Text shown >>
= Nathaniel Spinckes =

English nonjuring clergyman

Nathaniel Spinckes (1653–1727) was an English nonjuring clergyman, a leader in the dispute among the nonjurors about the "usages" which split the "non-usagers", (those who advocated the retention of the Book of Common Prayer as it was), against returning to the first prayer-book of Edward VI, as the "usagers", led by Jeremy Collier, advocated.

==Life==
He was born at Castor, Northamptonshire, where his father, Edmund Spinckes, was rector of the parish. His mother was Martha, eldest daughter of Thomas Elmes of Lilford, to whom Edmund Spinckes was chaplain. Nathaniel received his early education from a neighbouring clergyman, Samuel Morton, rector of Haddon (then in Huntingdonshire). On 9 July 1670 he matriculated at Trinity College, Cambridge; in 1673 he migrated to Jesus College where he was elected scholar on the Rustat foundation. He graduated B.A. in 1674, and M.A. in 1677.

On 21 May 1676, he was ordained deacon by Henry Compton, Bishop of London, in the chapel of London House, and on 22 December 1678 he was ordained priest by Thomas Barlow, Bishop of Lincoln, at St Margaret's Church, Westminster. He acted for some time as chaplain to Sir Richard Edgcomb in Devon. He then moved to Petersham, and in 1681 became chaplain to John Maitland, 1st Duke of Lauderdale, forming a lifelong friendship with his fellow chaplain, George Hickes. Following the Duke's death in August 1682, he went to London where he became curate and lecturer at St Stephen Walbrook. In 1685 he was presented by the dean and chapter of Peterborough to the rectory of Peakirk-cum-Glinton in the north corner of Northamptonshire. There he married Dorothy, daughter of Thomas Rutland of London.

The request >> Please edit the stretch of the Nathaniel Spinckes text from "On 21 May 1676, he" through "Rutland of London.", putting "vicar" in place of "curate".

[A block of data]
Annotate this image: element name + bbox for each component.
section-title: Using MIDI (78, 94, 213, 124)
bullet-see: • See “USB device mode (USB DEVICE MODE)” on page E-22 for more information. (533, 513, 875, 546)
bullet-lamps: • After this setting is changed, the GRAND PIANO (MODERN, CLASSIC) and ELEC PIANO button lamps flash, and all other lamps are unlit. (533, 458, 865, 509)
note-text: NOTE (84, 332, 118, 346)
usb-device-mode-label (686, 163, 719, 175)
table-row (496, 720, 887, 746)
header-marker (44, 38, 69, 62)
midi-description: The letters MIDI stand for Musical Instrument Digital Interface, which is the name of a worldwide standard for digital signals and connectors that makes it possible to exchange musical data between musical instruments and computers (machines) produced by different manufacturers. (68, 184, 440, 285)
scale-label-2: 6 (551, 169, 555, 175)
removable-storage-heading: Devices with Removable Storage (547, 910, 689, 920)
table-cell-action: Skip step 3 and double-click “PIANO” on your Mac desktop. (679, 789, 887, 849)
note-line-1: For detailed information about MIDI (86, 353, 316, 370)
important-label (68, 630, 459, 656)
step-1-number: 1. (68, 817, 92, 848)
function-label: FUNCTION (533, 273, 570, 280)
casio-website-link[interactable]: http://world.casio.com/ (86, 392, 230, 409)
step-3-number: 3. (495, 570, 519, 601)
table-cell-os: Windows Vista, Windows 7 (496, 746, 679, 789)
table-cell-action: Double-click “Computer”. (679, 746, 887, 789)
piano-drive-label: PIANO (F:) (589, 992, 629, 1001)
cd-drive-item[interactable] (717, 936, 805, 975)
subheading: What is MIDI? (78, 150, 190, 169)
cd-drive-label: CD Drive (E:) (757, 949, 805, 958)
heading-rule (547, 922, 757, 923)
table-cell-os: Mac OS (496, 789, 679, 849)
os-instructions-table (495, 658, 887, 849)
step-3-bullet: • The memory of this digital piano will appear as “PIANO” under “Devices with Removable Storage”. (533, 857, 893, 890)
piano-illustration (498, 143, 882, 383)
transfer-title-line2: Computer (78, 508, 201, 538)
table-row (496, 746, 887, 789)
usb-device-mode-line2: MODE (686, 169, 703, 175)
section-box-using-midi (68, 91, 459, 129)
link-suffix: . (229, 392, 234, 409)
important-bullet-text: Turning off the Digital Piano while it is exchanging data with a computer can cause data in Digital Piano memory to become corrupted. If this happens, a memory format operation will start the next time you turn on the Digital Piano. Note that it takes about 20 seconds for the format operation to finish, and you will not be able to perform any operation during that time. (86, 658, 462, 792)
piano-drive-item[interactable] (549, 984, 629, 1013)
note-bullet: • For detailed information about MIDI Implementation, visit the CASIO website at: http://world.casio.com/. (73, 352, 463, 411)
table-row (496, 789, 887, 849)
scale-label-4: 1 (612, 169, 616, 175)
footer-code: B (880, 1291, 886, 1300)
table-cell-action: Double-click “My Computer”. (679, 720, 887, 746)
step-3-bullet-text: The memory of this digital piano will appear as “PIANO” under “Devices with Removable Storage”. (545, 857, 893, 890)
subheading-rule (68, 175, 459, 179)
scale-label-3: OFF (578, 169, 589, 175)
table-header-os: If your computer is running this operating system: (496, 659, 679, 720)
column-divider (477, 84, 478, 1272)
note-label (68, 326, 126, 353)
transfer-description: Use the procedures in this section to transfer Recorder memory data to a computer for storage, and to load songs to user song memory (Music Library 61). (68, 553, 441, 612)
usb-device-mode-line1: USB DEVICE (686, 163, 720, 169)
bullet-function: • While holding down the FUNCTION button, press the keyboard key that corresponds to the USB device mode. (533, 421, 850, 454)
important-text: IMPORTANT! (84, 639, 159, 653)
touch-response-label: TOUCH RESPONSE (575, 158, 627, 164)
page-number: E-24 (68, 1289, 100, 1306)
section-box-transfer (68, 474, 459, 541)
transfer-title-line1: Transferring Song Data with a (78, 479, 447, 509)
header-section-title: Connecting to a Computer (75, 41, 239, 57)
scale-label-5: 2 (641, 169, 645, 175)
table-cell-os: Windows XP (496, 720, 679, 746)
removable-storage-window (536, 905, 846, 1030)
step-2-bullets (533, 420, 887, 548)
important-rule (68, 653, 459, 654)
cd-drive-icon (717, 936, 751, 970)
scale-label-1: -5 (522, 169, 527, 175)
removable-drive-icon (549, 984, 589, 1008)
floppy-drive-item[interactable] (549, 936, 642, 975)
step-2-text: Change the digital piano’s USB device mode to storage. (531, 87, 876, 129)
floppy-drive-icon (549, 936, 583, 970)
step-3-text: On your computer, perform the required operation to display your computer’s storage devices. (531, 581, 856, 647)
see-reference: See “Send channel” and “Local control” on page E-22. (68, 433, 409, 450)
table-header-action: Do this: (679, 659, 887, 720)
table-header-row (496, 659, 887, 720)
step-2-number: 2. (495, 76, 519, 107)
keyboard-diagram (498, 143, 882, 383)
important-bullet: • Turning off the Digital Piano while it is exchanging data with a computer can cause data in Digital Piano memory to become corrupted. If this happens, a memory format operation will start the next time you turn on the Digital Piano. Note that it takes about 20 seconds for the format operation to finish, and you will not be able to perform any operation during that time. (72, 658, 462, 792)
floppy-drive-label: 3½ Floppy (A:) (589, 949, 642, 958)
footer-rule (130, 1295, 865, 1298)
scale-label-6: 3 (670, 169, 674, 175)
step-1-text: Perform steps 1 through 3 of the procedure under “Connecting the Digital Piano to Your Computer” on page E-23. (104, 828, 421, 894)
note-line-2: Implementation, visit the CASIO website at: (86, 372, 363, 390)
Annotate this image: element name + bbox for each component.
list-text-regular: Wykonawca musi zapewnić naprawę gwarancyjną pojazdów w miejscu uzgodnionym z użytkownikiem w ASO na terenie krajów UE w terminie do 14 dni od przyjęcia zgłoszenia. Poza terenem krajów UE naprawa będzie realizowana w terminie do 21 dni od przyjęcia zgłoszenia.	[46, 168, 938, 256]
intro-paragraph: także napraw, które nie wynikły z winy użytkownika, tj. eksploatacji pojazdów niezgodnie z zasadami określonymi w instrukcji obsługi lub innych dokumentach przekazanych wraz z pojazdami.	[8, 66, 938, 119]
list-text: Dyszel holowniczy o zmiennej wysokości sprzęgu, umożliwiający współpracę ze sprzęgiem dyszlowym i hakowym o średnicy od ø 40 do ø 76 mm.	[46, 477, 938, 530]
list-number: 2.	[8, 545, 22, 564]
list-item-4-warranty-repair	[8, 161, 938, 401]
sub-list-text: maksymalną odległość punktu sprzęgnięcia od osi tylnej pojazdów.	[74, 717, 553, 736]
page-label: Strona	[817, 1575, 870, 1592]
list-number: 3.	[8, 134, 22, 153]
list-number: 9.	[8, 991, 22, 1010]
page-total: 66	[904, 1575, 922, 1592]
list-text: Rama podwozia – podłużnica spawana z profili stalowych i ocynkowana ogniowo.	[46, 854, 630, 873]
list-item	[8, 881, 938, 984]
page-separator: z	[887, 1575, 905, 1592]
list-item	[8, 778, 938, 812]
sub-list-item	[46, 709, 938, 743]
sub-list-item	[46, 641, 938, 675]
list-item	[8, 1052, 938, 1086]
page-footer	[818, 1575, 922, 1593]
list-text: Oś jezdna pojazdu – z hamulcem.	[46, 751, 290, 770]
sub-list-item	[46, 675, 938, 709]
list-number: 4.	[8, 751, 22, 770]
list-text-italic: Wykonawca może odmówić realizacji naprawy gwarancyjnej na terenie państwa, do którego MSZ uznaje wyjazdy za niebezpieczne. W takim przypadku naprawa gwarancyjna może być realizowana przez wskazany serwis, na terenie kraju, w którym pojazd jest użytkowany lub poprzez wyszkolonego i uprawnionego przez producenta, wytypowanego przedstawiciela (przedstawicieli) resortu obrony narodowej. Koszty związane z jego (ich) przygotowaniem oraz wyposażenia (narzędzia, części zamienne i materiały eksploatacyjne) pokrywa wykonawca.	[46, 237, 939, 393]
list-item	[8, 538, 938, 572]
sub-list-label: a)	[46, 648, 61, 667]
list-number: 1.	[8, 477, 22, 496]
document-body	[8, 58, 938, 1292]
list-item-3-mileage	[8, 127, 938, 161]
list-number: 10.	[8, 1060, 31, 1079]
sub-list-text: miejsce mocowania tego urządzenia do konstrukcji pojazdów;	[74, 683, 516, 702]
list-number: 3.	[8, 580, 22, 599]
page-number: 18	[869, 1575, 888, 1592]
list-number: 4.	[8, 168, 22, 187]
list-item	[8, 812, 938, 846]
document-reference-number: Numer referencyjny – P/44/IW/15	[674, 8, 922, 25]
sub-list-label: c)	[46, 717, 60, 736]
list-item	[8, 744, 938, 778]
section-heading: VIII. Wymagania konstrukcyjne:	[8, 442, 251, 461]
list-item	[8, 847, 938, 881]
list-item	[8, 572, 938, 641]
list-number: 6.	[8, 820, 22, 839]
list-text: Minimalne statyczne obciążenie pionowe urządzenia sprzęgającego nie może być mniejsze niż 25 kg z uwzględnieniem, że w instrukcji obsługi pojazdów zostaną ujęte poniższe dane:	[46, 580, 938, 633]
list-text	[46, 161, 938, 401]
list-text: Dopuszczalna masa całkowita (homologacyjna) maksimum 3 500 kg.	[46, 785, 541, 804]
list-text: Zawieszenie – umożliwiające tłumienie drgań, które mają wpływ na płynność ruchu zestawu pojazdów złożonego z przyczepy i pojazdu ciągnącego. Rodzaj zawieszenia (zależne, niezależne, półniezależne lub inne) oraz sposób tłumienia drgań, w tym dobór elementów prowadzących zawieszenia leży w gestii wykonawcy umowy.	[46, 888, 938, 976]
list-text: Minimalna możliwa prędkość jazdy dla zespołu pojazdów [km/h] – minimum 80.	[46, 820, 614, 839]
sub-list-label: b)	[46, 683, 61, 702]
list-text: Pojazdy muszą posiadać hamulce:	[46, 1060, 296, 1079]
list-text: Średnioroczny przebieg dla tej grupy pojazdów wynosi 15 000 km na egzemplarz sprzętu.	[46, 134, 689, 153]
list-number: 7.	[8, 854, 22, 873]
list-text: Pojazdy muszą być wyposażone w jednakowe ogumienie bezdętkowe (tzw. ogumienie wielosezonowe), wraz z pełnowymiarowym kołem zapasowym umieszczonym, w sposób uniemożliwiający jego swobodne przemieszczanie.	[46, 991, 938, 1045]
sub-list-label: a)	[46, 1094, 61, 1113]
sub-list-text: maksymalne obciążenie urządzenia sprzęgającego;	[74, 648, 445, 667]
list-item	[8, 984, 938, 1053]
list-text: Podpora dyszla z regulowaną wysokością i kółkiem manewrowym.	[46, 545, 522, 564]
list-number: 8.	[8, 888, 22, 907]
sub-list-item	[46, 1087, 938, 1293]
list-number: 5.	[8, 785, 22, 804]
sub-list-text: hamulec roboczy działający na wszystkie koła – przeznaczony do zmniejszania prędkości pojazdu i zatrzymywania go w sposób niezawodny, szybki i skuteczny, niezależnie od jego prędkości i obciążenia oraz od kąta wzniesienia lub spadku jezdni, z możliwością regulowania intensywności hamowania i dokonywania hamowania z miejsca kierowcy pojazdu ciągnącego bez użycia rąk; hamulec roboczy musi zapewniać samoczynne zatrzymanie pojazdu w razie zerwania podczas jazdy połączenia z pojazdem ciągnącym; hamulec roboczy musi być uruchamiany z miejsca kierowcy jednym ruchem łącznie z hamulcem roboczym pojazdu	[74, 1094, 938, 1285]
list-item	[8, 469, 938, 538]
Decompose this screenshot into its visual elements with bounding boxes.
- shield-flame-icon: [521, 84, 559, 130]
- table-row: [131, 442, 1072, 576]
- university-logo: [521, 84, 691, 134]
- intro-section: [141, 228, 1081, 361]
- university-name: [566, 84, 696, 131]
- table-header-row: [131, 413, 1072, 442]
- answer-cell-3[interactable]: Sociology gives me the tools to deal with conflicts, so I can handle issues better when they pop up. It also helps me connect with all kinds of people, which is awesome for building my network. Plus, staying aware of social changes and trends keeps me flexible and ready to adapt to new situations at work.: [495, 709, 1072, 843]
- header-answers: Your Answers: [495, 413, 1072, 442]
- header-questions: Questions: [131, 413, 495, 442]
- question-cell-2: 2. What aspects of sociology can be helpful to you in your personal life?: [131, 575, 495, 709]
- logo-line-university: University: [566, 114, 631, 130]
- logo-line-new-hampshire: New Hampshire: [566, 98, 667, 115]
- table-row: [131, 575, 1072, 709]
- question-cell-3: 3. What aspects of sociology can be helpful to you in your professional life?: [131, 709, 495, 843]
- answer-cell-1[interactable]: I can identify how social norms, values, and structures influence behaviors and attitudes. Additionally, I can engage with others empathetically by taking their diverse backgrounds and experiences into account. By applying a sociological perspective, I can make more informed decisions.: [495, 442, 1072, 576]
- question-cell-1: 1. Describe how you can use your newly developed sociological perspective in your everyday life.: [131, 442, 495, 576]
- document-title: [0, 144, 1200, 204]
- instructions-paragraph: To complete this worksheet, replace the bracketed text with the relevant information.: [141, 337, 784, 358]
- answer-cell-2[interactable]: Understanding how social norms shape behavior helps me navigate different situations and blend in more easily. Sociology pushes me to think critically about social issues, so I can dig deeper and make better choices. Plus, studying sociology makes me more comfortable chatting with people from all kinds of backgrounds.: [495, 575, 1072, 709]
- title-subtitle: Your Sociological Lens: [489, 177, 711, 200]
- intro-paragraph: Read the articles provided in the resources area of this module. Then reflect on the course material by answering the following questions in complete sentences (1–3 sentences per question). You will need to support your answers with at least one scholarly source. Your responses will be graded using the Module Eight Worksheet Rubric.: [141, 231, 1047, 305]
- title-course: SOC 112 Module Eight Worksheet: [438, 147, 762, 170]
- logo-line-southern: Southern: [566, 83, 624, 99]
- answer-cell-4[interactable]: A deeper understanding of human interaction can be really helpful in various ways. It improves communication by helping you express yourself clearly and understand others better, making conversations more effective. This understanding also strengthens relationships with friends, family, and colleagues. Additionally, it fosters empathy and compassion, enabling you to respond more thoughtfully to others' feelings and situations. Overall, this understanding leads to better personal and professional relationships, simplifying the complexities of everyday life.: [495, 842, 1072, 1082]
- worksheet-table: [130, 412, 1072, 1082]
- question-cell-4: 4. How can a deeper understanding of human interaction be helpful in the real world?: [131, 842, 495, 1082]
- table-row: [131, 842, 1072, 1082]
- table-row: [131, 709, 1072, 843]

Result for this task >>
On 21 May 1676, he was ordained deacon by Henry Compton, Bishop of London, in the chapel of London House, and on 22 December 1678 he was ordained priest by Thomas Barlow, Bishop of Lincoln, at St Margaret's Church, Westminster. He acted for some time as chaplain to Sir Richard Edgcomb in Devon. He then moved to Petersham, and in 1681 became chaplain to John Maitland, 1st Duke of Lauderdale, forming a lifelong friendship with his fellow chaplain, George Hickes. Following the Duke's death in August 1682, he went to London where he became vicar and lecturer at St Stephen Walbrook. In 1685 he was presented by the dean and chapter of Peterborough to the rectory of Peakirk-cum-Glinton in the north corner of Northamptonshire. There he married Dorothy, daughter of Thomas Rutland of London.